Dataset records:
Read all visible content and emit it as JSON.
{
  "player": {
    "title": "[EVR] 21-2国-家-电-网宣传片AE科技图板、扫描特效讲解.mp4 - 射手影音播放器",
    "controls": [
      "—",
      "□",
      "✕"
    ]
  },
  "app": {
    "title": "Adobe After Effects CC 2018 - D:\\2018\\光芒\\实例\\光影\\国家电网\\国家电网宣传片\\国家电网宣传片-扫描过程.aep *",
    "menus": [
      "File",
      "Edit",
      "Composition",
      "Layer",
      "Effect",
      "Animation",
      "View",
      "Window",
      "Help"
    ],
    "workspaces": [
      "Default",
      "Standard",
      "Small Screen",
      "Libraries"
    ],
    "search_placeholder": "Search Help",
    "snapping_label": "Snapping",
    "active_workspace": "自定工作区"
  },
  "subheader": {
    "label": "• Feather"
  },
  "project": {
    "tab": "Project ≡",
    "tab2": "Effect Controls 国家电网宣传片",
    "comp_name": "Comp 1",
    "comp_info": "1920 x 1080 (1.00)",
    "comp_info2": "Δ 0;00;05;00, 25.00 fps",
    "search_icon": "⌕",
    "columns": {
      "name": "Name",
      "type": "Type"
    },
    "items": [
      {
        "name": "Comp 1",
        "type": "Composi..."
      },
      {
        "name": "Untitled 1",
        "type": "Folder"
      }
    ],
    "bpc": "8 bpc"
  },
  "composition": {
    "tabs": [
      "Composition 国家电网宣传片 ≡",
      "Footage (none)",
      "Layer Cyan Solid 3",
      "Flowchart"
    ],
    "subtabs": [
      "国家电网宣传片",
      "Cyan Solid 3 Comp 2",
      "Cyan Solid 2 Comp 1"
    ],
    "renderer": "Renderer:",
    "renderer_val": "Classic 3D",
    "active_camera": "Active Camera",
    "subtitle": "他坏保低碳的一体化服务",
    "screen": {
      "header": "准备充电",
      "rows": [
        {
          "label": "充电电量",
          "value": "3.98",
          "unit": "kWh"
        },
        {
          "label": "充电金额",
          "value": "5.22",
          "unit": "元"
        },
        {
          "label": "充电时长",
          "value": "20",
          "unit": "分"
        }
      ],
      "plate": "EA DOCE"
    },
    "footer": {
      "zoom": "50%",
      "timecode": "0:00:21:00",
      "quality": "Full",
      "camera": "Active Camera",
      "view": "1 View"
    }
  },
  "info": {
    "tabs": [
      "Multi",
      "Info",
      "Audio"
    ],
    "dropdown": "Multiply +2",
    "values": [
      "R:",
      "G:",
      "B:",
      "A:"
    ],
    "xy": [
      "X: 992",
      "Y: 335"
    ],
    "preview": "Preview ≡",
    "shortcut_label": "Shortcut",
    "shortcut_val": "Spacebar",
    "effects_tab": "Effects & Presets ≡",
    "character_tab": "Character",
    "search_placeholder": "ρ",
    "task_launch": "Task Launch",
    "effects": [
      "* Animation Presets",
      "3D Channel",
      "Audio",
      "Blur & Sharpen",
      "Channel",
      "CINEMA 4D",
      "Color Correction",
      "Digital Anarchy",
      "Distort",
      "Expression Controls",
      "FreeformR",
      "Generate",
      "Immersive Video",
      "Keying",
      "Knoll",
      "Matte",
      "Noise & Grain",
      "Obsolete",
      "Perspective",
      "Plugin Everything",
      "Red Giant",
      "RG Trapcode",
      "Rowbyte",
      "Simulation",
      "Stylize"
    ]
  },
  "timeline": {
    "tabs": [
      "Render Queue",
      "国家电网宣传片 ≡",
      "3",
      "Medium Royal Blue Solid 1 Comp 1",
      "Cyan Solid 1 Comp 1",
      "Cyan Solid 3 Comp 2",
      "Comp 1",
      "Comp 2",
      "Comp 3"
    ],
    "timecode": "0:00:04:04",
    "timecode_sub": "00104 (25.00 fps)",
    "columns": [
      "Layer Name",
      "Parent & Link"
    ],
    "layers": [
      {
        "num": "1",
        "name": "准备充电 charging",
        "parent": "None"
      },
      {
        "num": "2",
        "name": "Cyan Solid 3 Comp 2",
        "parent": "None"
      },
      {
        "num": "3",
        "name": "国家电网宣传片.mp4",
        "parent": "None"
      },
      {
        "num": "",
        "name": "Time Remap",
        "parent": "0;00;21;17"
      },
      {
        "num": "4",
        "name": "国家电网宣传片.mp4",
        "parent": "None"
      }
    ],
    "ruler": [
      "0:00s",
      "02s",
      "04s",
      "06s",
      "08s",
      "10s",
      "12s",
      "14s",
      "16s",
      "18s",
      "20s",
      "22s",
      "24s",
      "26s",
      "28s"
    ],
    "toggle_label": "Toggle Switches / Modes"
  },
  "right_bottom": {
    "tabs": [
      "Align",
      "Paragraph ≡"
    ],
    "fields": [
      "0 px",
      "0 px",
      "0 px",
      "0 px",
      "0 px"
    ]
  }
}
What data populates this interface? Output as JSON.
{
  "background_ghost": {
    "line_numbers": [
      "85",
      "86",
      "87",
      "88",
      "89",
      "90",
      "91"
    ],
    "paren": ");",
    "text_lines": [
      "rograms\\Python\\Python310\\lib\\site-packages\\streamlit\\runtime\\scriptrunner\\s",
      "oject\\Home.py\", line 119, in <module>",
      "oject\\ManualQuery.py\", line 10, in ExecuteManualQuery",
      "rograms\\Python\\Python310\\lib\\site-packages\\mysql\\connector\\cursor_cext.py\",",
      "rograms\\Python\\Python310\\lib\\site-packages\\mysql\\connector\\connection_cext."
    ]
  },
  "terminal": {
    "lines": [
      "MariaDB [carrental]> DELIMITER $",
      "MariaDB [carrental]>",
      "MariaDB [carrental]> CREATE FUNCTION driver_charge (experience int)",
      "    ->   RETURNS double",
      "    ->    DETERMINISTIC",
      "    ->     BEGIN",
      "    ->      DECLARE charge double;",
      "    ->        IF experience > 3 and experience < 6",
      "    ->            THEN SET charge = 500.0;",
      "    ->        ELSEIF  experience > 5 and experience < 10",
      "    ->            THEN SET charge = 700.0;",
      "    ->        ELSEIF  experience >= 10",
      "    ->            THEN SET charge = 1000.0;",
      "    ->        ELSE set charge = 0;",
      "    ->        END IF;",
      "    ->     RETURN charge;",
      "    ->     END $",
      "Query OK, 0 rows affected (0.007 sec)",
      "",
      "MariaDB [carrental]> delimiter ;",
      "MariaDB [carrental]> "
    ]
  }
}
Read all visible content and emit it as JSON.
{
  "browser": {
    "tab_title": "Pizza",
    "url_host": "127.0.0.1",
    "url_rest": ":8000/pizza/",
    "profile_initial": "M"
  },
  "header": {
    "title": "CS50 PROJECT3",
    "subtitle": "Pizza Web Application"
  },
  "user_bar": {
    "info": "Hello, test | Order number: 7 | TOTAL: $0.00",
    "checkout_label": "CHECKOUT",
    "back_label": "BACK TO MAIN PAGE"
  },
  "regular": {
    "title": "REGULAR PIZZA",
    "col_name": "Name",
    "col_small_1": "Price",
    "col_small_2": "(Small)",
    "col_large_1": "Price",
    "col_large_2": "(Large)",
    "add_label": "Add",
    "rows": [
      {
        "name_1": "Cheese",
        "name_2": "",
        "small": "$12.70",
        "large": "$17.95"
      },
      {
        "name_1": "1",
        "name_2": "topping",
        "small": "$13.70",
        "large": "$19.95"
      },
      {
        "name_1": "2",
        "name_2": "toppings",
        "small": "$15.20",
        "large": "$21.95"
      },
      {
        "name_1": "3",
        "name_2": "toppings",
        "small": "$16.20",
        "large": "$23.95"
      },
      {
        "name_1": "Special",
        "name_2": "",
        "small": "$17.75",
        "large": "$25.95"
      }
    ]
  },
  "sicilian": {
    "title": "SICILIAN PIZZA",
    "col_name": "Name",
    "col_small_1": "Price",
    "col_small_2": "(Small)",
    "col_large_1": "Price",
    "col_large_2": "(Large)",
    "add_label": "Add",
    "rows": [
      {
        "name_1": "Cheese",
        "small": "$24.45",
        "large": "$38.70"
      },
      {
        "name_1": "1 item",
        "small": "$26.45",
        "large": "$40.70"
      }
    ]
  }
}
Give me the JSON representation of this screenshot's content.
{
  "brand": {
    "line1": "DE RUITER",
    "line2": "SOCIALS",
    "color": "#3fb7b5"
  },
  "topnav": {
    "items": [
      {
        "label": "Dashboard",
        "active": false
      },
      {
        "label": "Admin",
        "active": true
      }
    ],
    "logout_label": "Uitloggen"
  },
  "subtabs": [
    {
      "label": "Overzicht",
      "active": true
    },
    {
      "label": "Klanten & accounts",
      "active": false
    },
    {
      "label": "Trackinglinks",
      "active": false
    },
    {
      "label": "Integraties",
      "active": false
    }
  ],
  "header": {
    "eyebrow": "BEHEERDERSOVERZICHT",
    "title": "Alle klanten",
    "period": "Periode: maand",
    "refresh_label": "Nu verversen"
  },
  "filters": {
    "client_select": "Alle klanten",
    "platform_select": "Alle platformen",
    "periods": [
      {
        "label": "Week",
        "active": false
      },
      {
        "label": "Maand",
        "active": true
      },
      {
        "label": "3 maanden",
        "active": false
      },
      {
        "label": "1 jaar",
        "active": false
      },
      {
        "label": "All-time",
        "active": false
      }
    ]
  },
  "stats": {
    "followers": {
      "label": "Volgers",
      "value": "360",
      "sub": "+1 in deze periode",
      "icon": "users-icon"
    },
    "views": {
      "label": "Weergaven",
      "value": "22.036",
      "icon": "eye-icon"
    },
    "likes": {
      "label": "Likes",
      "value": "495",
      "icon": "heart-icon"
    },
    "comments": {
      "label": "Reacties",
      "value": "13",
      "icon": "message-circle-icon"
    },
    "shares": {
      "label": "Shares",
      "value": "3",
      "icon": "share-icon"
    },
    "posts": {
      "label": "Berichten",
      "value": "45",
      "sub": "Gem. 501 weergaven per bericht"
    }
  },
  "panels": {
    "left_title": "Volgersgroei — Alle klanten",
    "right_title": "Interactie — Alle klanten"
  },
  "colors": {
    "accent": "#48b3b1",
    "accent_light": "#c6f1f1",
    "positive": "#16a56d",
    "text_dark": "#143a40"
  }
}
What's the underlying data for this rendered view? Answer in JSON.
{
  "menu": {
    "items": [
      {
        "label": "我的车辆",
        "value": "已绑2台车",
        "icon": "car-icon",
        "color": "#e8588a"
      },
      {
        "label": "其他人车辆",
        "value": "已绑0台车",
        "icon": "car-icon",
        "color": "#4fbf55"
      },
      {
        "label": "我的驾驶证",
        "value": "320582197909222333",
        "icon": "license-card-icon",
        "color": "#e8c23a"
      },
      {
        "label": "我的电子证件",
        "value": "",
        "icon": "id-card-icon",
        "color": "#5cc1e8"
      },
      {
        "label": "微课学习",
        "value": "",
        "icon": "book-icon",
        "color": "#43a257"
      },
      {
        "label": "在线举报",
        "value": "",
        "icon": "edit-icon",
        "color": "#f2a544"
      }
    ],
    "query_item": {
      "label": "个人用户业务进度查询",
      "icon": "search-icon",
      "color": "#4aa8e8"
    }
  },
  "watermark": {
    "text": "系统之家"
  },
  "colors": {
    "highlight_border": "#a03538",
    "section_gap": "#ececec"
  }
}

[Set task]
Pick out the lines containing the word "What" and show them.

[Full solution]
What data populates this interface? Output as JSON.
What's the underlying data for this rendered view? Answer in JSON.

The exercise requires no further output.